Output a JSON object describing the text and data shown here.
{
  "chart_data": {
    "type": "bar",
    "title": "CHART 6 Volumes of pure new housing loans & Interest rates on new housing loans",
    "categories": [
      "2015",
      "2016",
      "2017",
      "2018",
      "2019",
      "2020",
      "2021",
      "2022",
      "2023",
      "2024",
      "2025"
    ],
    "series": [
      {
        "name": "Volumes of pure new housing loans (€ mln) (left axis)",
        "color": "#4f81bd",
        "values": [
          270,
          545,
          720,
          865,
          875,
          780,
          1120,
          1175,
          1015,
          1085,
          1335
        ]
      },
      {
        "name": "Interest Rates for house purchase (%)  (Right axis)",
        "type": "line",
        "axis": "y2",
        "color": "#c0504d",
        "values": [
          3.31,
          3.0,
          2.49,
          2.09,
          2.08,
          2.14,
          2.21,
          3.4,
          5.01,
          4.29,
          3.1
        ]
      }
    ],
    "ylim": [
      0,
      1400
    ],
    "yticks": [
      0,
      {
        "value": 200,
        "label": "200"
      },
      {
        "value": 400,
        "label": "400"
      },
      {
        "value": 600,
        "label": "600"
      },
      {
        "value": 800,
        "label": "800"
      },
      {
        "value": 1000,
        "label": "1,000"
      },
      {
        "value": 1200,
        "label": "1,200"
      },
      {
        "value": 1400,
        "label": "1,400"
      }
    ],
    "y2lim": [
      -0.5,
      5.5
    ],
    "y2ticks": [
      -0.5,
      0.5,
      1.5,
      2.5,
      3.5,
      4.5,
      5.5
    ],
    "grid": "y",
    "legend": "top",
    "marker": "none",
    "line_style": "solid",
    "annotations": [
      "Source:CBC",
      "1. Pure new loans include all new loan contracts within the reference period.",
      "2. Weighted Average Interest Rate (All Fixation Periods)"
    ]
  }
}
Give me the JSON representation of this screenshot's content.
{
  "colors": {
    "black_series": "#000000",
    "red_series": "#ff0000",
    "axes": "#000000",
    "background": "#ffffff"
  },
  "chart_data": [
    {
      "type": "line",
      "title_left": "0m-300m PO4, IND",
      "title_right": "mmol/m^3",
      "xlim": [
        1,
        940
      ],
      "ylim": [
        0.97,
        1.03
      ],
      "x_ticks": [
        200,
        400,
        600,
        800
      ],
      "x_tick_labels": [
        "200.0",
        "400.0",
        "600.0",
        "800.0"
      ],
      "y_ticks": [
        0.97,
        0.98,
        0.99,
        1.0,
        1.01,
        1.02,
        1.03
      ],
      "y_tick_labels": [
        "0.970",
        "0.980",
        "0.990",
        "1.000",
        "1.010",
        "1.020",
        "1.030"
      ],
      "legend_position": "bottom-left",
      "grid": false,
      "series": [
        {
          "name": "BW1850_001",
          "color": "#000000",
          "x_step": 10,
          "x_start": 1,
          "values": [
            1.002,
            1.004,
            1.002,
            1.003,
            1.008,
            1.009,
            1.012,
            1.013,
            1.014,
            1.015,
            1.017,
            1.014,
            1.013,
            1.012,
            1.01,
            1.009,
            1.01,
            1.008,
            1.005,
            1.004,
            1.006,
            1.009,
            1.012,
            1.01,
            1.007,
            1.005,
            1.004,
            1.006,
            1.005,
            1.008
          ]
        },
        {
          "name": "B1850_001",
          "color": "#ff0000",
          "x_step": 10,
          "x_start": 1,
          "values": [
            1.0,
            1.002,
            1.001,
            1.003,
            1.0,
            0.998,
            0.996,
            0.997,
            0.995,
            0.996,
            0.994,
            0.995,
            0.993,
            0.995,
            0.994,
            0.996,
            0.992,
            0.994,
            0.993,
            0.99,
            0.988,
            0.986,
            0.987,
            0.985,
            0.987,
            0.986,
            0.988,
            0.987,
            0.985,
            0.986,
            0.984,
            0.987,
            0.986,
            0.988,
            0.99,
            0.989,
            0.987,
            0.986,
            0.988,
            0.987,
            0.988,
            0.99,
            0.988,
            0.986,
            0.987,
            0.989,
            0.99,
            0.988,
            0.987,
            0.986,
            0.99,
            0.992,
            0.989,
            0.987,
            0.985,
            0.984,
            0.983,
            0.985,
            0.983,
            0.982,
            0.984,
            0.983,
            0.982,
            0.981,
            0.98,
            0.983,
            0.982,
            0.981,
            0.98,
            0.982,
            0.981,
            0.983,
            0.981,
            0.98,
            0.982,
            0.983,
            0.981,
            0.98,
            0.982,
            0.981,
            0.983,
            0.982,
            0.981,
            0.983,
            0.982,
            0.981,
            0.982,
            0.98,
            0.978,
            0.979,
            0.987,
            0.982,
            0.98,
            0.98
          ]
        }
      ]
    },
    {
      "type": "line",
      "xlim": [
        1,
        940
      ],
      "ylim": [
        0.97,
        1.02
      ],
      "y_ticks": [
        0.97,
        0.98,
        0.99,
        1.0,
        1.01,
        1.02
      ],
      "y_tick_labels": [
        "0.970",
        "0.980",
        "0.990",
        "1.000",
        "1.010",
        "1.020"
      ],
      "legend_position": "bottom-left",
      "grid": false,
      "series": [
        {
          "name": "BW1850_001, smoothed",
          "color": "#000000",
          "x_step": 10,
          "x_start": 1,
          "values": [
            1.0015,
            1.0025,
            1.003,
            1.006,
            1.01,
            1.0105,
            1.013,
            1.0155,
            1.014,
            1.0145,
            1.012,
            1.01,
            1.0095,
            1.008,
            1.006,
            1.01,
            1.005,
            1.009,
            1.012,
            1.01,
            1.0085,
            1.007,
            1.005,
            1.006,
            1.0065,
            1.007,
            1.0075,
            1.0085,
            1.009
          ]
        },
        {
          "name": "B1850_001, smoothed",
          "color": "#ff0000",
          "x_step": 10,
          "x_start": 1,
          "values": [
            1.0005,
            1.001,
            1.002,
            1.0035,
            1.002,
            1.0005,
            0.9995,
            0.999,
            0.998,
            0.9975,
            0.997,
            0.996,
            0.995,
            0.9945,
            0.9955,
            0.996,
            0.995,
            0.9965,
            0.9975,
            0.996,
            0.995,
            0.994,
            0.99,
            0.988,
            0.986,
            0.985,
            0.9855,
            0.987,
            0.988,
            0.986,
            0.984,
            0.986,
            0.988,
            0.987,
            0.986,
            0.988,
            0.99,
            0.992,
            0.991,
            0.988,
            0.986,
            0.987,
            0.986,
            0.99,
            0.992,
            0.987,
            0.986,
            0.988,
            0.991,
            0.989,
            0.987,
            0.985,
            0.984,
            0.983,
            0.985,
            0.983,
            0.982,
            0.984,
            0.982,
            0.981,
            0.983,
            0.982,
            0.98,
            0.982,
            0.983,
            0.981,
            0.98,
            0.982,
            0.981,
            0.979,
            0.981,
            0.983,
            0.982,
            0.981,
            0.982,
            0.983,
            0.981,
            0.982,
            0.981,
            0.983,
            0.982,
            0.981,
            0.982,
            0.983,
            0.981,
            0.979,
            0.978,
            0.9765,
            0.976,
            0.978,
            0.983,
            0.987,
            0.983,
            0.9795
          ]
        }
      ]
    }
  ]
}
========================================================================
Return each entry from the material above exactly as it appears.

_Complete response_
Output a JSON object describing the text and data shown here.
{
  "chart_data": {
    "type": "bar",
    "title": "CHART 6 Volumes of pure new housing loans & Interest rates on new housing loans",
    "categories": [
      "2015",
      "2016",
      "2017",
      "2018",
      "2019",
      "2020",
      "2021",
      "2022",
      "2023",
      "2024",
      "2025"
    ],
    "series": [
      {
        "name": "Volumes of pure new housing loans (€ mln) (left axis)",
        "color": "#4f81bd",
        "values": [
          270,
          545,
          720,
          865,
          875,
          780,
          1120,
          1175,
          1015,
          1085,
          1335
        ]
      },
      {
        "name": "Interest Rates for house purchase (%)  (Right axis)",
        "type": "line",
        "axis": "y2",
        "color": "#c0504d",
        "values": [
          3.31,
          3.0,
          2.49,
          2.09,
          2.08,
          2.14,
          2.21,
          3.4,
          5.01,
          4.29,
          3.1
        ]
      }
    ],
    "ylim": [
      0,
      1400
    ],
    "yticks": [
      0,
      {
        "value": 200,
        "label": "200"
      },
      {
        "value": 400,
        "label": "400"
      },
      {
        "value": 600,
        "label": "600"
      },
      {
        "value": 800,
        "label": "800"
      },
      {
        "value": 1000,
        "label": "1,000"
      },
      {
        "value": 1200,
        "label": "1,200"
      },
      {
        "value": 1400,
        "label": "1,400"
      }
    ],
    "y2lim": [
      -0.5,
      5.5
    ],
    "y2ticks": [
      -0.5,
      0.5,
      1.5,
      2.5,
      3.5,
      4.5,
      5.5
    ],
    "grid": "y",
    "legend": "top",
    "marker": "none",
    "line_style": "solid",
    "annotations": [
      "Source:CBC",
      "1. Pure new loans include all new loan contracts within the reference period.",
      "2. Weighted Average Interest Rate (All Fixation Periods)"
    ]
  }
}
Give me the JSON representation of this screenshot's content.
{
  "colors": {
    "black_series": "#000000",
    "red_series": "#ff0000",
    "axes": "#000000",
    "background": "#ffffff"
  },
  "chart_data": [
    {
      "type": "line",
      "title_left": "0m-300m PO4, IND",
      "title_right": "mmol/m^3",
      "xlim": [
        1,
        940
      ],
      "ylim": [
        0.97,
        1.03
      ],
      "x_ticks": [
        200,
        400,
        600,
        800
      ],
      "x_tick_labels": [
        "200.0",
        "400.0",
        "600.0",
        "800.0"
      ],
      "y_ticks": [
        0.97,
        0.98,
        0.99,
        1.0,
        1.01,
        1.02,
        1.03
      ],
      "y_tick_labels": [
        "0.970",
        "0.980",
        "0.990",
        "1.000",
        "1.010",
        "1.020",
        "1.030"
      ],
      "legend_position": "bottom-left",
      "grid": false,
      "series": [
        {
          "name": "BW1850_001",
          "color": "#000000",
          "x_step": 10,
          "x_start": 1,
          "values": [
            1.002,
            1.004,
            1.002,
            1.003,
            1.008,
            1.009,
            1.012,
            1.013,
            1.014,
            1.015,
            1.017,
            1.014,
            1.013,
            1.012,
            1.01,
            1.009,
            1.01,
            1.008,
            1.005,
            1.004,
            1.006,
            1.009,
            1.012,
            1.01,
            1.007,
            1.005,
            1.004,
            1.006,
            1.005,
            1.008
          ]
        },
        {
          "name": "B1850_001",
          "color": "#ff0000",
          "x_step": 10,
          "x_start": 1,
          "values": [
            1.0,
            1.002,
            1.001,
            1.003,
            1.0,
            0.998,
            0.996,
            0.997,
            0.995,
            0.996,
            0.994,
            0.995,
            0.993,
            0.995,
            0.994,
            0.996,
            0.992,
            0.994,
            0.993,
            0.99,
            0.988,
            0.986,
            0.987,
            0.985,
            0.987,
            0.986,
            0.988,
            0.987,
            0.985,
            0.986,
            0.984,
            0.987,
            0.986,
            0.988,
            0.99,
            0.989,
            0.987,
            0.986,
            0.988,
            0.987,
            0.988,
            0.99,
            0.988,
            0.986,
            0.987,
            0.989,
            0.99,
            0.988,
            0.987,
            0.986,
            0.99,
            0.992,
            0.989,
            0.987,
            0.985,
            0.984,
            0.983,
            0.985,
            0.983,
            0.982,
            0.984,
            0.983,
            0.982,
            0.981,
            0.98,
            0.983,
            0.982,
            0.981,
            0.98,
            0.982,
            0.981,
            0.983,
            0.981,
            0.98,
            0.982,
            0.983,
            0.981,
            0.98,
            0.982,
            0.981,
            0.983,
            0.982,
            0.981,
            0.983,
            0.982,
            0.981,
            0.982,
            0.98,
            0.978,
            0.979,
            0.987,
            0.982,
            0.98,
            0.98
          ]
        }
      ]
    },
    {
      "type": "line",
      "xlim": [
        1,
        940
      ],
      "ylim": [
        0.97,
        1.02
      ],
      "y_ticks": [
        0.97,
        0.98,
        0.99,
        1.0,
        1.01,
        1.02
      ],
      "y_tick_labels": [
        "0.970",
        "0.980",
        "0.990",
        "1.000",
        "1.010",
        "1.020"
      ],
      "legend_position": "bottom-left",
      "grid": false,
      "series": [
        {
          "name": "BW1850_001, smoothed",
          "color": "#000000",
          "x_step": 10,
          "x_start": 1,
          "values": [
            1.0015,
            1.0025,
            1.003,
            1.006,
            1.01,
            1.0105,
            1.013,
            1.0155,
            1.014,
            1.0145,
            1.012,
            1.01,
            1.0095,
            1.008,
            1.006,
            1.01,
            1.005,
            1.009,
            1.012,
            1.01,
            1.0085,
            1.007,
            1.005,
            1.006,
            1.0065,
            1.007,
            1.0075,
            1.0085,
            1.009
          ]
        },
        {
          "name": "B1850_001, smoothed",
          "color": "#ff0000",
          "x_step": 10,
          "x_start": 1,
          "values": [
            1.0005,
            1.001,
            1.002,
            1.0035,
            1.002,
            1.0005,
            0.9995,
            0.999,
            0.998,
            0.9975,
            0.997,
            0.996,
            0.995,
            0.9945,
            0.9955,
            0.996,
            0.995,
            0.9965,
            0.9975,
            0.996,
            0.995,
            0.994,
            0.99,
            0.988,
            0.986,
            0.985,
            0.9855,
            0.987,
            0.988,
            0.986,
            0.984,
            0.986,
            0.988,
            0.987,
            0.986,
            0.988,
            0.99,
            0.992,
            0.991,
            0.988,
            0.986,
            0.987,
            0.986,
            0.99,
            0.992,
            0.987,
            0.986,
            0.988,
            0.991,
            0.989,
            0.987,
            0.985,
            0.984,
            0.983,
            0.985,
            0.983,
            0.982,
            0.984,
            0.982,
            0.981,
            0.983,
            0.982,
            0.98,
            0.982,
            0.983,
            0.981,
            0.98,
            0.982,
            0.981,
            0.979,
            0.981,
            0.983,
            0.982,
            0.981,
            0.982,
            0.983,
            0.981,
            0.982,
            0.981,
            0.983,
            0.982,
            0.981,
            0.982,
            0.983,
            0.981,
            0.979,
            0.978,
            0.9765,
            0.976,
            0.978,
            0.983,
            0.987,
            0.983,
            0.9795
          ]
        }
      ]
    }
  ]
}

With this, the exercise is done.